## GIVEN PROBLEM A
In the listing, copy every line from the one containing "expma-candle — [55, 549, 63, 554]" down to the one containing "high-marker-text: 1138.08 —", both included, without changing anything.

## SELECTED PASSAGE
The climate has been compared to that of the Mediterranean, with warm, dry summers and cool, rainy winters. Mild winters in which the daytime temperature rarely drops below freezing make this region attractive to families and retirees who enjoy predictable weather year-round.

Multnomah County

Size: 466 square miles

Population: 807,555

Major cities: Portland, Gresham, Fairview, Troutdale, Maywood Park

Median property value: $367,700

Situated at the northern end of the valley, Multnomah County is the smallest in Oregon, but as home to the biggest city in the state, it also has the largest population. Families who want to be in or near a big city with a diverse culture, thriving nightlife, excellent restaurants, and ample educational opportunities will enjoy living in this area, which is also close to Vancouver, Washington. However, the cost of living is comparatively high relative to other areas in the state, which could be a drawback for some households. The county consistently ranks high as one of the best places to live in the state, especially for people who enjoy outdoor activities and live a healthy lifestyle.

Washington County

Size: 726 square miles

Population: 582,779

Major cities: Hillsboro, Beaverton, Tigard, Forest Grove, Cornelius

Median property value: $361,400

On the west side of the valley, Washington County is the second-most populated and considered part of the Portland metro area. A combination of both suburban and rural areas, the county supports the agriculture, lumber, manufacturing, and tech industries, with Intel located in the large city of Hillsboro. Ranked as one of the best places for families to live in Oregon, Washington County has low crime and good public schools, but a relatively high cost of living.

## GIVEN PROBLEM B
According to the passage on Oregon counties, what is the median property value in Multnomah County?

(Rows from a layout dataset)
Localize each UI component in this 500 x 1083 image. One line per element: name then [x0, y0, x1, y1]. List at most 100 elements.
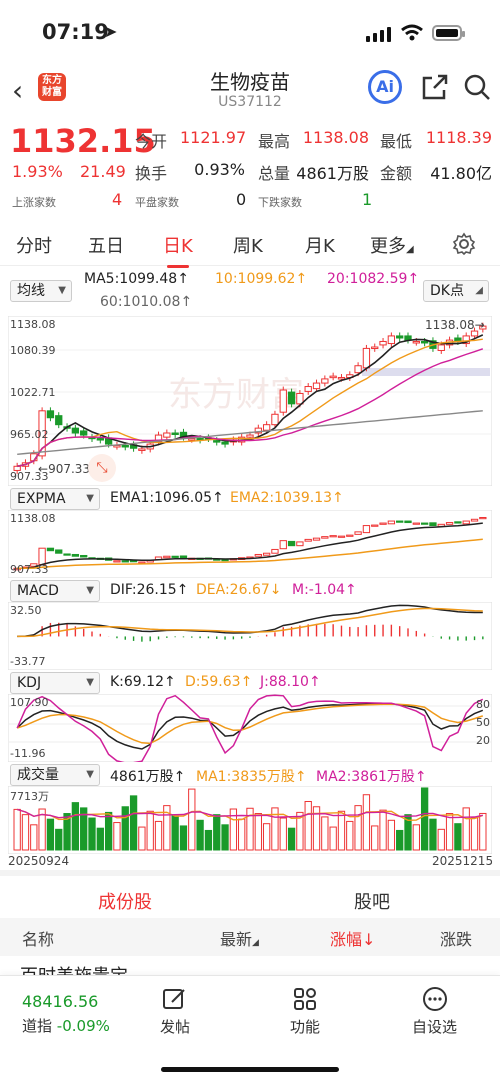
expma-candle — [55, 549, 63, 554]
y-label-1: 1138.08 — [10, 318, 56, 331]
volume-bar — [321, 816, 329, 851]
dow-index-widget[interactable]: 48416.56 道指 -0.09% — [22, 992, 110, 1036]
candlestick-chart[interactable]: 东方财富 — [8, 316, 492, 486]
vol-ma1-text: MA1:3835万股 — [196, 769, 295, 785]
tab-five-day[interactable]: 五日 — [88, 236, 124, 257]
expand-chart-icon[interactable]: ⤡ — [88, 454, 116, 482]
candle — [287, 391, 296, 405]
volume-bar — [229, 808, 238, 851]
candle — [246, 434, 254, 438]
down-count: 1 — [362, 190, 373, 209]
expma-candle — [354, 531, 362, 535]
candle — [96, 438, 104, 441]
tab-more[interactable]: 更多◢ — [370, 236, 414, 257]
high-marker-text: 1138.08 — [425, 318, 475, 332]
tab-monthly-k[interactable]: 月K — [305, 236, 335, 257]
col-name: 名称 — [22, 930, 55, 949]
volume-bar — [420, 787, 429, 851]
amount-label: 金额 — [380, 164, 413, 183]
function-button[interactable]: 功能 — [290, 986, 320, 1037]
j-value: J:88.10↑ — [260, 674, 321, 690]
d-line — [16, 703, 484, 745]
turnover-value: 0.93% — [194, 160, 245, 179]
ma60-value: 60:1010.08↑ — [100, 294, 193, 310]
volume-bar — [396, 829, 404, 851]
col-latest[interactable]: 最新◢ — [220, 930, 259, 949]
post-button[interactable]: 发帖 — [160, 986, 190, 1037]
volume-selector[interactable]: 成交量 ▼ — [10, 764, 100, 786]
expma-candle — [46, 547, 55, 552]
volume-bar — [104, 811, 113, 851]
expma-candle — [138, 561, 146, 564]
tab-intraday[interactable]: 分时 — [16, 236, 52, 257]
tab-weekly-k[interactable]: 周K — [233, 236, 263, 257]
expma-selector[interactable]: EXPMA ▼ — [10, 488, 100, 510]
expma-candle — [337, 535, 346, 538]
ema2-text: EMA2:1039.13 — [230, 490, 333, 506]
start-date: 20250924 — [8, 854, 70, 868]
ma20-text: 20:1082.59 — [327, 271, 408, 287]
expma-candle — [121, 560, 129, 563]
kdj-selector[interactable]: KDJ ▼ — [10, 672, 100, 694]
col-change-pct[interactable]: 涨幅↓ — [330, 930, 376, 949]
custom-button[interactable]: 自设选 — [412, 986, 457, 1037]
volume-chart — [8, 786, 492, 854]
tab-forum[interactable]: 股吧 — [354, 892, 390, 913]
candle — [279, 389, 287, 413]
volume-bar — [304, 800, 312, 851]
dea-value: DEA:26.67↓ — [196, 582, 282, 598]
back-button[interactable]: ‹ — [12, 74, 24, 107]
k-value: K:69.12↑ — [110, 674, 176, 690]
vol-ma1-value: MA1:3835万股↑ — [196, 769, 307, 785]
ma5-value: MA5:1099.48↑ — [84, 271, 189, 287]
kdj-level-80: 80 — [476, 698, 490, 711]
expma-candle — [296, 541, 304, 547]
expma-candle — [462, 520, 470, 525]
vol-y-top: 7713万 — [10, 790, 49, 803]
col-change[interactable]: 涨跌 — [440, 930, 473, 949]
dow-index-value: 48416.56 — [22, 992, 99, 1011]
candle — [362, 347, 371, 369]
tab-constituents[interactable]: 成份股 — [98, 888, 152, 926]
candle — [213, 440, 221, 443]
expma-candle — [346, 534, 354, 537]
expma-candle — [470, 518, 479, 522]
candle — [462, 335, 470, 345]
volume-bar — [254, 813, 262, 851]
volume-bar — [404, 814, 412, 851]
candle — [470, 330, 479, 337]
candle — [321, 378, 329, 384]
candle — [55, 415, 63, 426]
candle — [296, 392, 304, 405]
flat-count: 0 — [236, 190, 247, 209]
col-latest-label: 最新 — [220, 930, 253, 949]
expma-candle — [63, 553, 71, 556]
volume-bar — [154, 820, 163, 851]
volume-bar — [96, 827, 104, 851]
tab-daily-k[interactable]: 日K — [163, 232, 193, 268]
low-label: 最低 — [380, 132, 413, 151]
macd-selector[interactable]: MACD ▼ — [10, 580, 100, 602]
candle — [13, 465, 21, 471]
bottom-toolbar: 48416.56 道指 -0.09% 发帖 功能 自设选 — [0, 975, 500, 1083]
volume-bar — [38, 808, 46, 851]
ai-button[interactable]: Ai — [368, 70, 402, 104]
ma-selector[interactable]: 均线 ▼ — [10, 280, 72, 302]
search-icon[interactable] — [462, 72, 492, 102]
share-icon[interactable] — [420, 72, 448, 102]
y-label-4: 965.02 — [10, 428, 49, 441]
dk-point-selector[interactable]: DK点 ◢ — [423, 280, 489, 302]
volume-bar — [296, 811, 304, 851]
candle — [254, 427, 262, 434]
candle — [121, 444, 129, 448]
d-text: D:59.63 — [185, 674, 241, 690]
j-line — [16, 694, 484, 762]
candle — [171, 432, 179, 435]
low-marker-text: 907.33 — [48, 462, 91, 476]
volume-bar — [163, 805, 171, 851]
vol-ma2-line — [16, 808, 483, 819]
battery-icon — [432, 25, 465, 41]
candle — [138, 448, 146, 451]
volume-bar — [445, 813, 454, 851]
settings-gear-icon[interactable] — [452, 232, 476, 256]
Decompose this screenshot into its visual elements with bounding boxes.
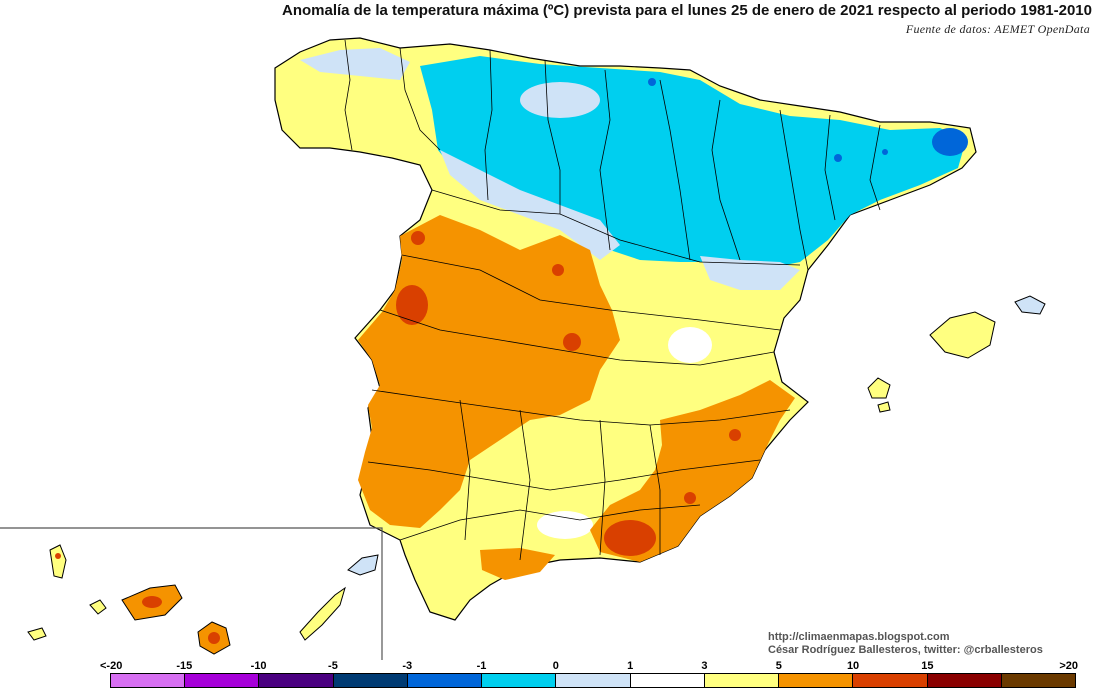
legend-swatch xyxy=(630,674,705,687)
legend-swatch xyxy=(259,674,334,687)
hot-spot-almeria xyxy=(604,520,656,556)
warm-southeast-zone xyxy=(590,380,795,562)
island-lanzarote xyxy=(347,554,379,576)
island-la-gomera xyxy=(89,599,107,615)
island-la-palma xyxy=(49,544,67,579)
legend-label: 10 xyxy=(846,660,860,672)
legend-label: 15 xyxy=(921,660,934,672)
hot-spot-5 xyxy=(684,492,696,504)
author-credit: César Rodríguez Ballesteros, twitter: @c… xyxy=(768,644,1043,656)
data-source: Fuente de datos: AEMET OpenData xyxy=(905,22,1090,36)
legend-label: -5 xyxy=(328,660,338,672)
legend-swatch xyxy=(779,674,854,687)
anomaly-map xyxy=(0,37,1046,660)
legend-swatch xyxy=(185,674,260,687)
legend-label: <-20 xyxy=(100,660,123,672)
legend-swatch xyxy=(853,674,928,687)
legend-label: >20 xyxy=(1059,660,1078,672)
island-formentera xyxy=(877,401,891,413)
legend-label: -3 xyxy=(402,660,413,672)
legend-label: 3 xyxy=(701,660,708,672)
province-borders xyxy=(344,39,881,561)
slight-cold-zone-1 xyxy=(440,150,620,260)
strong-cold-catalonia xyxy=(932,128,968,156)
legend-swatch xyxy=(333,674,408,687)
island-el-hierro xyxy=(27,627,47,641)
credits: http://climaenmapas.blogspot.com César R… xyxy=(768,631,1043,657)
legend-swatch xyxy=(407,674,483,687)
hot-spot-tenerife xyxy=(142,596,162,608)
legend-label: 0 xyxy=(552,660,559,672)
map-title: Anomalía de la temperatura máxima (ºC) p… xyxy=(282,2,1092,19)
legend-labels: <-20 -15 -10 -5 -3 -1 0 1 3 5 10 15 >20 xyxy=(100,660,1078,672)
island-mallorca xyxy=(929,311,996,359)
legend-swatch xyxy=(556,674,631,687)
legend-swatch xyxy=(927,674,1002,687)
legend-label: -10 xyxy=(250,660,267,672)
legend-label: 5 xyxy=(775,660,782,672)
slight-cold-zone-4 xyxy=(520,82,600,118)
canary-inset-frame xyxy=(0,527,383,660)
legend-label: 1 xyxy=(627,660,634,672)
legend-swatch xyxy=(482,674,557,687)
strong-cold-spot-1 xyxy=(648,78,656,86)
blog-link[interactable]: http://climaenmapas.blogspot.com xyxy=(768,631,950,643)
legend-swatch xyxy=(111,674,186,687)
strong-cold-spot-3 xyxy=(882,149,888,155)
island-ibiza xyxy=(867,377,891,399)
slight-cold-zone-5 xyxy=(668,327,712,363)
legend-swatch xyxy=(1001,674,1076,687)
island-menorca xyxy=(1014,295,1046,315)
warm-south-coast xyxy=(480,548,555,580)
hot-spot-4 xyxy=(729,429,741,441)
hot-spot-west xyxy=(396,285,428,325)
hot-spot-3 xyxy=(552,264,564,276)
slight-cold-zone-3 xyxy=(300,48,410,80)
hot-spot-1 xyxy=(411,231,425,245)
neutral-zone-1 xyxy=(537,511,593,539)
legend-label: -1 xyxy=(476,660,487,672)
color-legend xyxy=(110,673,1076,688)
strong-cold-spot-2 xyxy=(834,154,842,162)
hot-spot-gran-canaria xyxy=(208,632,220,644)
island-fuerteventura xyxy=(299,586,346,641)
hot-spot-la-palma xyxy=(55,553,61,559)
legend-swatch xyxy=(704,674,780,687)
legend-label: -15 xyxy=(176,660,193,672)
hot-spot-2 xyxy=(563,333,581,351)
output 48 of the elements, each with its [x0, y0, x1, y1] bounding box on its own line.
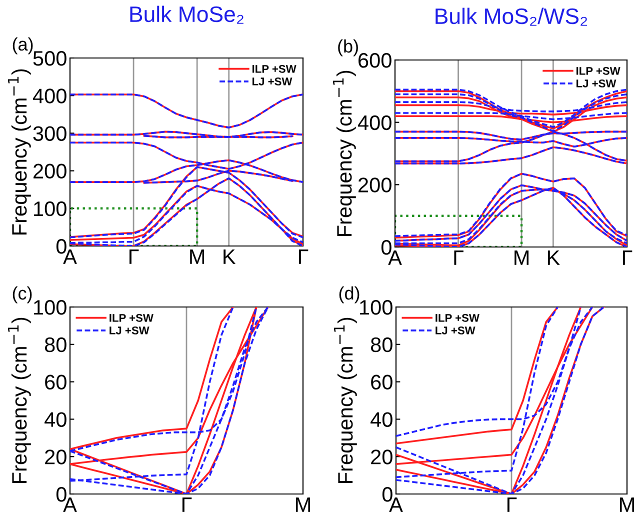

## WORKED SOLUTION A
expma-candle — [55, 549, 63, 554]
y-label-1: 1138.08 — [10, 318, 56, 331]
volume-bar — [321, 816, 329, 851]
dow-index-widget[interactable]: 48416.56 道指 -0.09% — [22, 992, 110, 1036]
candlestick-chart[interactable]: 东方财富 — [8, 316, 492, 486]
vol-ma1-text: MA1:3835万股 — [196, 769, 295, 785]
tab-five-day[interactable]: 五日 — [88, 236, 124, 257]
expand-chart-icon[interactable]: ⤡ — [88, 454, 116, 482]
candle — [287, 391, 296, 405]
volume-bar — [229, 808, 238, 851]
candle — [246, 434, 254, 438]
down-count: 1 — [362, 190, 373, 209]
expma-candle — [354, 531, 362, 535]
candle — [96, 438, 104, 441]
tab-more[interactable]: 更多◢ — [370, 236, 414, 257]
high-marker-text: 1138.08 — [425, 318, 475, 332]

## WORKED SOLUTION B
$367,700